━━━━━ RECORDS SHOWN ━━━━━

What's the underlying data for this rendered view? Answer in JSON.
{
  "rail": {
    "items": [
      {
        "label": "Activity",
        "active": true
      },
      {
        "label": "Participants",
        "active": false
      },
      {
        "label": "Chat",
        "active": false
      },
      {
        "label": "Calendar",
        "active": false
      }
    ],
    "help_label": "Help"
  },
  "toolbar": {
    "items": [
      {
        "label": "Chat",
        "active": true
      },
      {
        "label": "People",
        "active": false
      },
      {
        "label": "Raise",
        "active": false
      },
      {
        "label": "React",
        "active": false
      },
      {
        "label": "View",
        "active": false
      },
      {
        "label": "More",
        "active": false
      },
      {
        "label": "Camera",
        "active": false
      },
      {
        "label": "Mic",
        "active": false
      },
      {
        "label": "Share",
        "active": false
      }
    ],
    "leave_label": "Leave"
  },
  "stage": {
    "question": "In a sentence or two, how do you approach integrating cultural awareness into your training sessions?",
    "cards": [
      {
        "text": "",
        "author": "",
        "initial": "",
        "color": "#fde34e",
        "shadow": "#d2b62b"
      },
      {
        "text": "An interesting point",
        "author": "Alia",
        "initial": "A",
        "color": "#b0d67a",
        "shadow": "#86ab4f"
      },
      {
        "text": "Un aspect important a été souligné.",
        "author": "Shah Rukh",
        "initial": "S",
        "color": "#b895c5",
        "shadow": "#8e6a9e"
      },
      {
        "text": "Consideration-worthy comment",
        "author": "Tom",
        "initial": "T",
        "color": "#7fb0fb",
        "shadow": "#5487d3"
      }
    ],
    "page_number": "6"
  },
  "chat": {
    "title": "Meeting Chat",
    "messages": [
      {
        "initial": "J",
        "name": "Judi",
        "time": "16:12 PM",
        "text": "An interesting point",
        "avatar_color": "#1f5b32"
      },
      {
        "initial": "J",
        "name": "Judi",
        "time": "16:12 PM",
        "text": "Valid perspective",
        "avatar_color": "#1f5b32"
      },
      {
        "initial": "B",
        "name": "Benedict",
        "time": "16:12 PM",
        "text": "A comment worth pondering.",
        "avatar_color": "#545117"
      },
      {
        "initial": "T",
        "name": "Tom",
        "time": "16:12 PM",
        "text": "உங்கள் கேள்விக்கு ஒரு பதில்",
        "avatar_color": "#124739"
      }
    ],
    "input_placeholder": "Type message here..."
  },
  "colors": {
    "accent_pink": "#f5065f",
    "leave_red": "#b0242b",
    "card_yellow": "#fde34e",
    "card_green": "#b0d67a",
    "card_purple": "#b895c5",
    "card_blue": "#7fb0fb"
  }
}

━━━━━

_PROBLEM_
In the records above, locate each line with the word "text". Copy all such lines.

_COMPLETED EXERCISE_
        "text": "",
        "text": "An interesting point",
        "text": "Un aspect important a été souligné.",
        "text": "Consideration-worthy comment",
        "text": "An interesting point",
        "text": "Valid perspective",
        "text": "A comment worth pondering.",
        "text": "உங்கள் கேள்விக்கு ஒரு பதில்",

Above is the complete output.